SHORT TASK A — Print the part of the email about the usability workshop that opens with the words containing "At 11:37 AM" and closes with "please share them.". Copy it exactly, character for character.

══ GIVEN PASSAGE

In-Reply-To: <v03020904b15148a37abd@[18.152.1.21]>
Date: Wed, 8 Apr 1998 14:32:04 +0100
To: Tim McGovern <tjm@MIT.EDU>, fortoul@MIT.EDU, brendakg@MIT.EDU,
        mbarker@MIT.EDU, jjv@MIT.EDU, pbh@MIT.EDU, azary@MIT.EDU,
        crockett@MIT.EDU, jlittell@MIT.EDU, eyanow@MIT.EDU, lisanti@MIT.EDU,
        ninadm@MIT.EDU, wade@MIT.EDU, hogue@MIT.EDU, rar@MIT.EDU,
        delivery@MIT.EDU, ccount@MIT.EDU, ganderso@MIT.EDU
From: "Susan B. Jones" <sbjones@MIT.EDU>
Cc: usability@MIT.EDU

Bravo!

Thanks.

Susan

At 11:37 AM -0400 4/8/98, Tim McGovern wrote:
>At last Friday's Discovery Team Leaders meeting, Greg Anderson asked me to
>send my little report on the Usability workshop around.  Here it is...with
>apologies to the plain-text viewers out there, this wasn't intended to be
>any more than notes for myself.  Most of this reflects my own opinions &
>action items, and doesn't attempt to be a comprehensive summary of the
>workshop.  I hope some of you find it useful.  I'd ask that if any of you
>have done similar reports, please share them.
>
>Tim
>
>--------
>
>I attended the Usability Testing workshop held here at MIT on March 25-27,
>1998.
>The instructor was Dr. Judith Ramey <jramey@u.washington.edu>, from the
>University of Washington.  I found the approach taken by Dr. Ramey to be
>quite provocative.  While there are some hurdles to overcome in
>establishing usability as bona fide work here at MIT, I expect it to be
>valuable in my own work.
>
>The first change in my thinking came as a result of Dr. Ramey's
>redefinition of the whole sphere of usability.  She prefers to call it
>Usability Research, to make explicit that it isn't a one-time task
>attached to the end of some product development cycle, but rather an
>on-going effort throughout the cycle.  I came away convinced that almost
>anything could benefit from a usability test, at least anything that a
>user comes into contact with.
>
>In a year, if I remember nothing else, I'd like to remember this "poem:" ;-)
>
>Usability is a Business Process
>
>Usability is a structured business process
>that gathers information on specific issues
>from people like the intended users
>to produce product changes
>within a political/cultural context
>which may surface divergent value systems.
>
>It is not adhoc, anecdotal, or comprehensive.
>It is often not quantitatively measured.
>
>Some Other Highlights from the Workshop
>
>We heard and talked a lot about high realism.  This is the goal of
>usability testing procedures: to allow the participants to feel, think and
>act as if they were using the product when and where they normally would.
>
>We talked a lot about user classification.  This turns out to be a key
>ingredient in good usability work, and doesn't always map 1-to-1 with our
>more convenient handles for users at MIT.  For example, for many systems,
>classfication such as undergrads, grads, faculty and staff may not meet
>our usability testing needs, even though that may be the right way to
>segment the market for other purposes.
>
>We talked a lot about the importance of users' mental models. Dr. Ramey
>emphasized that fifty percent of a product is in the user's head.  There
>are limits therefore to how usable a given product can be, and there are
>limits to how malleable any given product can be.  As part of this, she
>emphasized the need to remember that there are competing intelligences at
>work, and that making assumptions about how users think and feel about
>products without any experimental results is dangerous at best.

════
══ EXTRACTED MATERIAL

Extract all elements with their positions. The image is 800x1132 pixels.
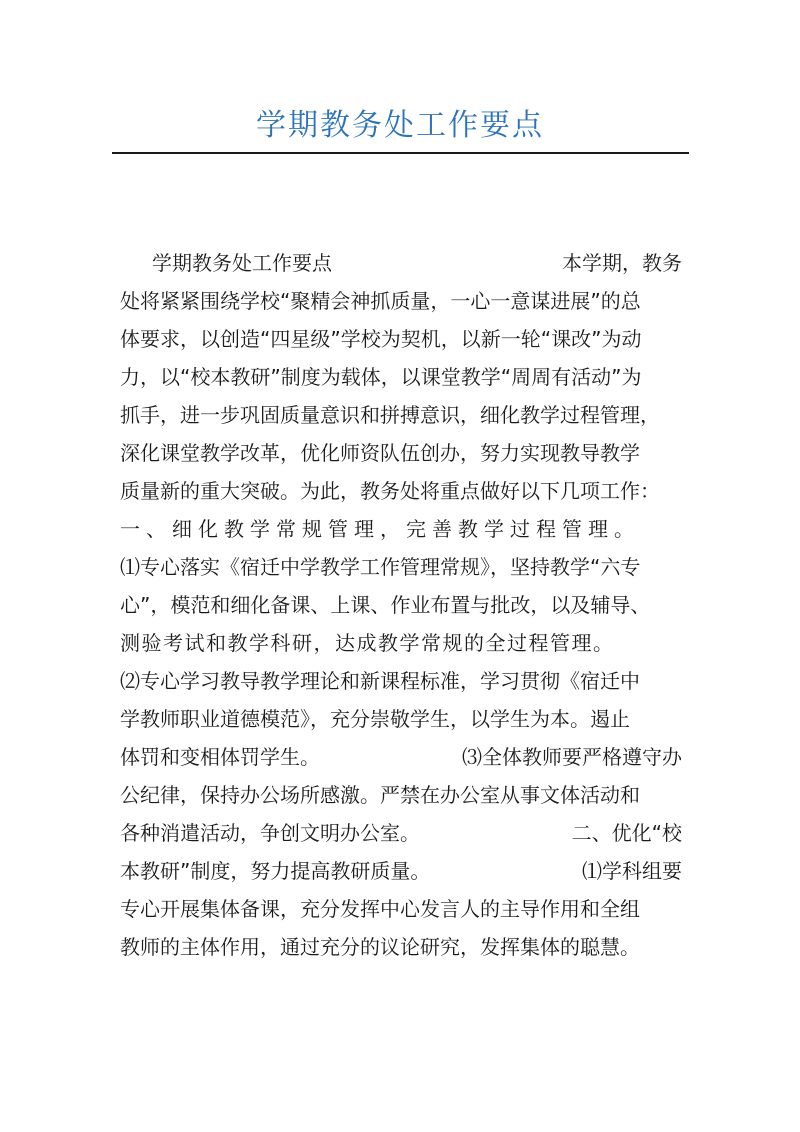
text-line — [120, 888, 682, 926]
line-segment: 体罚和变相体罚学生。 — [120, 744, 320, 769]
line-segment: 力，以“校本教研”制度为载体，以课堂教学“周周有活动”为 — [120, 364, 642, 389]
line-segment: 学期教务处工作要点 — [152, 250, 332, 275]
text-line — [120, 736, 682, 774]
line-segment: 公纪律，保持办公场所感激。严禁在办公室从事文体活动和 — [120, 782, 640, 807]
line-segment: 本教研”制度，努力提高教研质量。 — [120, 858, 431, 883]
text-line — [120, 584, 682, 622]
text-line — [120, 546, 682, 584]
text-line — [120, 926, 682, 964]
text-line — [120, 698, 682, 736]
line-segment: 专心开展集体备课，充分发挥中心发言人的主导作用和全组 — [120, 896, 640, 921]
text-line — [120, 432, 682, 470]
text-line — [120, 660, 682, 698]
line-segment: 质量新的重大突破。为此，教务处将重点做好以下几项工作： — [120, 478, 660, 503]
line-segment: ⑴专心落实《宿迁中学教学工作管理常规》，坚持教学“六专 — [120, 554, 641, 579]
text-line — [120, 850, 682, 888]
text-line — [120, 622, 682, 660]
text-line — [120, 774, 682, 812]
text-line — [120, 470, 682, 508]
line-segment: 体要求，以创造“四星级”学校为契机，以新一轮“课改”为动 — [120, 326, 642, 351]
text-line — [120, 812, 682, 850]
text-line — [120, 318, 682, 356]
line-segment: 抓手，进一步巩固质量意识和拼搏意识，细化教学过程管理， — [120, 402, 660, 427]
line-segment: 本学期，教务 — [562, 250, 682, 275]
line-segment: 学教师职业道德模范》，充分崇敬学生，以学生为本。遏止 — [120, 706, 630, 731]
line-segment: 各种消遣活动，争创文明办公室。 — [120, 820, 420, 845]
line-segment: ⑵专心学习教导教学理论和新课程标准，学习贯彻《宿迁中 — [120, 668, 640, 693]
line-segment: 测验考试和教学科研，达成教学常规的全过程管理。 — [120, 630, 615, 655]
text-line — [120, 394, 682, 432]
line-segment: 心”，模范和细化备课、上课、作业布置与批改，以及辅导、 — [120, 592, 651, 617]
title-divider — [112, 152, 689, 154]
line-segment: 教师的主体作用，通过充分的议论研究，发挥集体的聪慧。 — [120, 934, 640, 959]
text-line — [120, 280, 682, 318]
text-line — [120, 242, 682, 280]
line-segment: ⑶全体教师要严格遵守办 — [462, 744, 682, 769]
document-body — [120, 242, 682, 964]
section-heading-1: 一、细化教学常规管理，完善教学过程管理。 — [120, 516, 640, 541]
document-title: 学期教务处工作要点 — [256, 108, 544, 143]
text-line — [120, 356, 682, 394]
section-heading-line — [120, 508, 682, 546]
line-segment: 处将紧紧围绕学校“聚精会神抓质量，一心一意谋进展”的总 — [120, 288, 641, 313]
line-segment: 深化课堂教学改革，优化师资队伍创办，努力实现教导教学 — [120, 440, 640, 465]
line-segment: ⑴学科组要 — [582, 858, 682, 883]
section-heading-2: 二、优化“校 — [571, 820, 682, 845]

════
══ EXTRACTED MATERIAL

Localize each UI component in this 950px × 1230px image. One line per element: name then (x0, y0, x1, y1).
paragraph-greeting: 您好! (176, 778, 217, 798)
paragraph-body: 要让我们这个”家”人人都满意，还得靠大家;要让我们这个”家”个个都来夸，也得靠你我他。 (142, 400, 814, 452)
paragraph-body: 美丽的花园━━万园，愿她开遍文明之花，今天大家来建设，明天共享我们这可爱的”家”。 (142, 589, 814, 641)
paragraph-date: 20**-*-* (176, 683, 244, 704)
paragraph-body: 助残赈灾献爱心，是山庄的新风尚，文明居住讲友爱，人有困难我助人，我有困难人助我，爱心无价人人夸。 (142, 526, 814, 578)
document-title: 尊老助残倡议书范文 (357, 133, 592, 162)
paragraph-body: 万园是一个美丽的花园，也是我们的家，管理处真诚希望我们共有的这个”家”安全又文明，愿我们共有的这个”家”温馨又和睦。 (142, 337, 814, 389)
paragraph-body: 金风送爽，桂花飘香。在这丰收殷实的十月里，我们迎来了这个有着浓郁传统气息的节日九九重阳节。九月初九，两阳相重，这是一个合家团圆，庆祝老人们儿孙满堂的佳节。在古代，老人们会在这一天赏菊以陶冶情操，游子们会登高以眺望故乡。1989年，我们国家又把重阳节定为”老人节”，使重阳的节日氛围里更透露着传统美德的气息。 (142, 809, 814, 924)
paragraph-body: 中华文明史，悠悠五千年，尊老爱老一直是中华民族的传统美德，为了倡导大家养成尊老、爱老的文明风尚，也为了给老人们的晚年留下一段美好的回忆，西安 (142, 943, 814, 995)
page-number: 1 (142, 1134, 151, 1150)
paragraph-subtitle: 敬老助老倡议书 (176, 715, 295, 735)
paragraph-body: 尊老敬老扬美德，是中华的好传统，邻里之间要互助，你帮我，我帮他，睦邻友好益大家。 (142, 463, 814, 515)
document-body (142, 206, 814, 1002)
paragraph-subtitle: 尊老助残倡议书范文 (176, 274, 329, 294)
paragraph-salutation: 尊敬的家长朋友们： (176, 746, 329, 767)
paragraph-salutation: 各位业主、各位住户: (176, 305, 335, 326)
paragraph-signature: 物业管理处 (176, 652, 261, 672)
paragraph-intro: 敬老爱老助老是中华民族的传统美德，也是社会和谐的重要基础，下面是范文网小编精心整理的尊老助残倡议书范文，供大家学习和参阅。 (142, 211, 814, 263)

════
══ EXTRACTED MATERIAL

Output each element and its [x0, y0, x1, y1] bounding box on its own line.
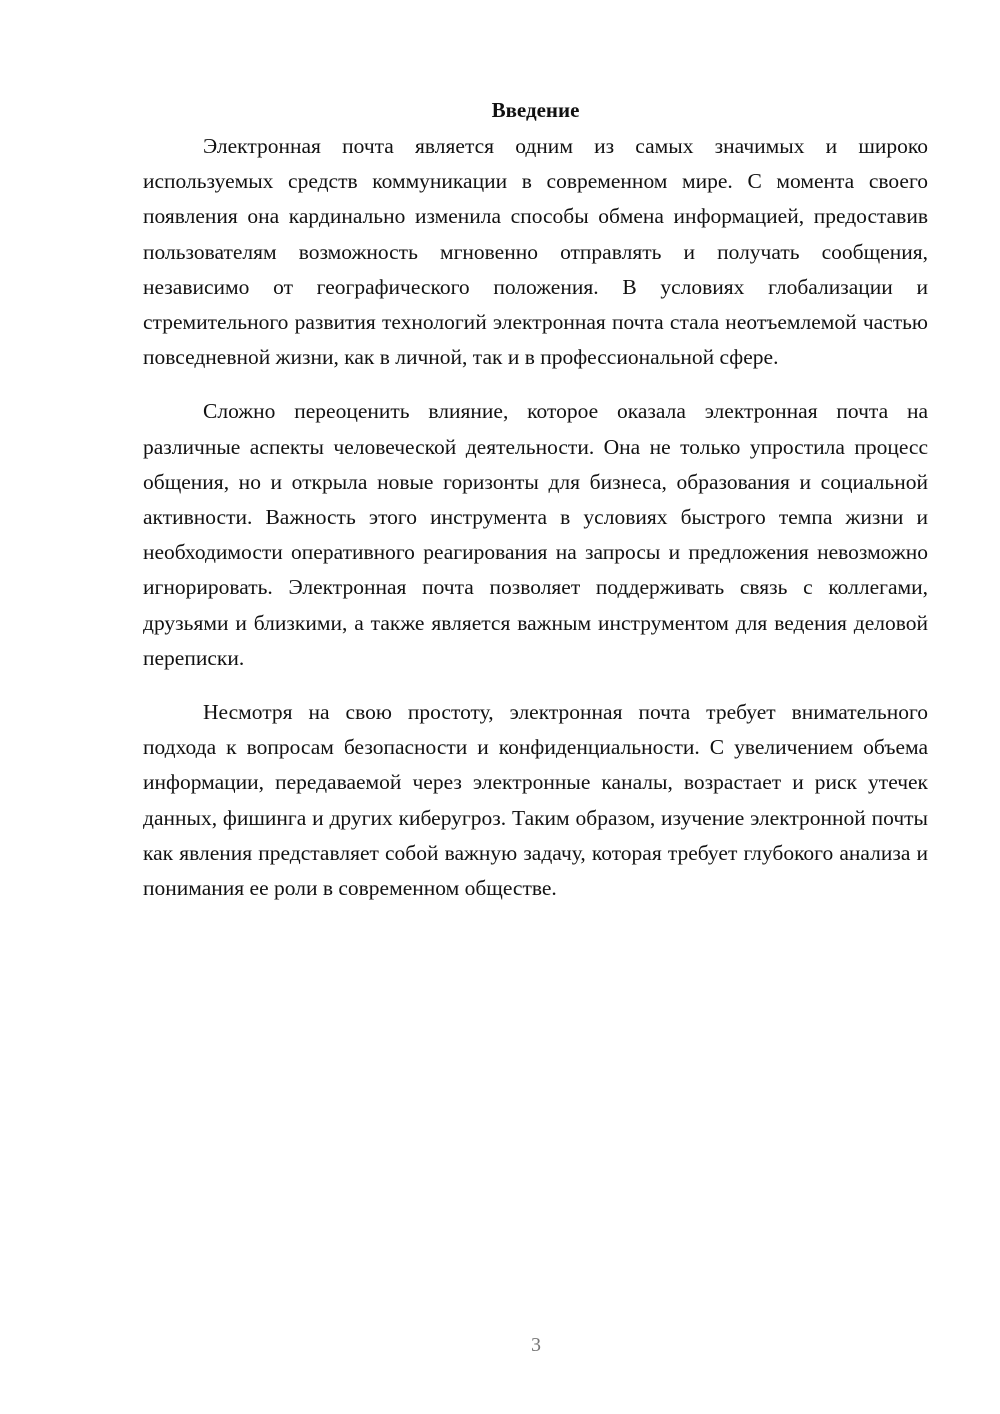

════

SHORT TASK B — Output the lines of the listing that begin with the line containing "Localize each UI" and end with the line containing "document-title: 尊老助残倡议书范文 (357, 133, 592, 162)", including both of those lines. Reproduce them exactly as they appear.

COMPLETE OUTPUT A —
At 11:37 AM -0400 4/8/98, Tim McGovern wrote:
>At last Friday's Discovery Team Leaders meeting, Greg Anderson asked me to
>send my little report on the Usability workshop around.  Here it is...with
>apologies to the plain-text viewers out there, this wasn't intended to be
>any more than notes for myself.  Most of this reflects my own opinions &
>action items, and doesn't attempt to be a comprehensive summary of the
>workshop.  I hope some of you find it useful.  I'd ask that if any of you
>have done similar reports, please share them.

COMPLETE OUTPUT B —
Localize each UI component in this 950px × 1230px image. One line per element: name then (x0, y0, x1, y1).
paragraph-greeting: 您好! (176, 778, 217, 798)
paragraph-body: 要让我们这个”家”人人都满意，还得靠大家;要让我们这个”家”个个都来夸，也得靠你我他。 (142, 400, 814, 452)
paragraph-body: 美丽的花园━━万园，愿她开遍文明之花，今天大家来建设，明天共享我们这可爱的”家”。 (142, 589, 814, 641)
paragraph-date: 20**-*-* (176, 683, 244, 704)
paragraph-body: 助残赈灾献爱心，是山庄的新风尚，文明居住讲友爱，人有困难我助人，我有困难人助我，爱心无价人人夸。 (142, 526, 814, 578)
document-title: 尊老助残倡议书范文 (357, 133, 592, 162)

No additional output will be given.